**** Provided material ****

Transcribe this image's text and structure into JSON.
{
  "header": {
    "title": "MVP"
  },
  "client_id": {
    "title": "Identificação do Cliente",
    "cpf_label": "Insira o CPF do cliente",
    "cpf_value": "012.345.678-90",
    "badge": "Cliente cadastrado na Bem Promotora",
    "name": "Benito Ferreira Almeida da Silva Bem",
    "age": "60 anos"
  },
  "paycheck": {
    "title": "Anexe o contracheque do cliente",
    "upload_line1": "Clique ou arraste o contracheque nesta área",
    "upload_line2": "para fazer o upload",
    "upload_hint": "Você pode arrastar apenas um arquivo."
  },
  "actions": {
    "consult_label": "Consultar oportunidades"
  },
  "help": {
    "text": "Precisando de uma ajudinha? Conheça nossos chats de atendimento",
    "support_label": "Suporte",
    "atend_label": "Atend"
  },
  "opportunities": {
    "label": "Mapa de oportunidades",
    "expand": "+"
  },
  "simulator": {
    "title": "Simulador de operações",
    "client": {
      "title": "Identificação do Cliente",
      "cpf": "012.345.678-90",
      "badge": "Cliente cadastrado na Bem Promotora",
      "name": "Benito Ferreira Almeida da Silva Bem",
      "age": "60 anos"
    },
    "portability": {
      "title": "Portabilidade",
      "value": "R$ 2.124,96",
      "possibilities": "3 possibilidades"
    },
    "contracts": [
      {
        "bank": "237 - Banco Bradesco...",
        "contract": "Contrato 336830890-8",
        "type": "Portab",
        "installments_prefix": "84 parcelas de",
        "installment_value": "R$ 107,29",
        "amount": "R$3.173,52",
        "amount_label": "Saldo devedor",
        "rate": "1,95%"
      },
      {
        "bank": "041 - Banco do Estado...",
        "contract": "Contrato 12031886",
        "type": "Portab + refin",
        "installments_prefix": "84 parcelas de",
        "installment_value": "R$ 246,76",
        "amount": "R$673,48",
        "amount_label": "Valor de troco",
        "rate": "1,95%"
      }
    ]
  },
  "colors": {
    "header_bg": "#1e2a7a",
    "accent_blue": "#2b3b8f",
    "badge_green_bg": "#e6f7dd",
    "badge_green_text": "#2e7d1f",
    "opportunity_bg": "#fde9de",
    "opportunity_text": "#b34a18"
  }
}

****

Restate each of the entries above verbatim.

Exercise response —
Transcribe this image's text and structure into JSON.
{
  "header": {
    "title": "MVP"
  },
  "client_id": {
    "title": "Identificação do Cliente",
    "cpf_label": "Insira o CPF do cliente",
    "cpf_value": "012.345.678-90",
    "badge": "Cliente cadastrado na Bem Promotora",
    "name": "Benito Ferreira Almeida da Silva Bem",
    "age": "60 anos"
  },
  "paycheck": {
    "title": "Anexe o contracheque do cliente",
    "upload_line1": "Clique ou arraste o contracheque nesta área",
    "upload_line2": "para fazer o upload",
    "upload_hint": "Você pode arrastar apenas um arquivo."
  },
  "actions": {
    "consult_label": "Consultar oportunidades"
  },
  "help": {
    "text": "Precisando de uma ajudinha? Conheça nossos chats de atendimento",
    "support_label": "Suporte",
    "atend_label": "Atend"
  },
  "opportunities": {
    "label": "Mapa de oportunidades",
    "expand": "+"
  },
  "simulator": {
    "title": "Simulador de operações",
    "client": {
      "title": "Identificação do Cliente",
      "cpf": "012.345.678-90",
      "badge": "Cliente cadastrado na Bem Promotora",
      "name": "Benito Ferreira Almeida da Silva Bem",
      "age": "60 anos"
    },
    "portability": {
      "title": "Portabilidade",
      "value": "R$ 2.124,96",
      "possibilities": "3 possibilidades"
    },
    "contracts": [
      {
        "bank": "237 - Banco Bradesco...",
        "contract": "Contrato 336830890-8",
        "type": "Portab",
        "installments_prefix": "84 parcelas de",
        "installment_value": "R$ 107,29",
        "amount": "R$3.173,52",
        "amount_label": "Saldo devedor",
        "rate": "1,95%"
      },
      {
        "bank": "041 - Banco do Estado...",
        "contract": "Contrato 12031886",
        "type": "Portab + refin",
        "installments_prefix": "84 parcelas de",
        "installment_value": "R$ 246,76",
        "amount": "R$673,48",
        "amount_label": "Valor de troco",
        "rate": "1,95%"
      }
    ]
  },
  "colors": {
    "header_bg": "#1e2a7a",
    "accent_blue": "#2b3b8f",
    "badge_green_bg": "#e6f7dd",
    "badge_green_text": "#2e7d1f",
    "opportunity_bg": "#fde9de",
    "opportunity_text": "#b34a18"
  }
}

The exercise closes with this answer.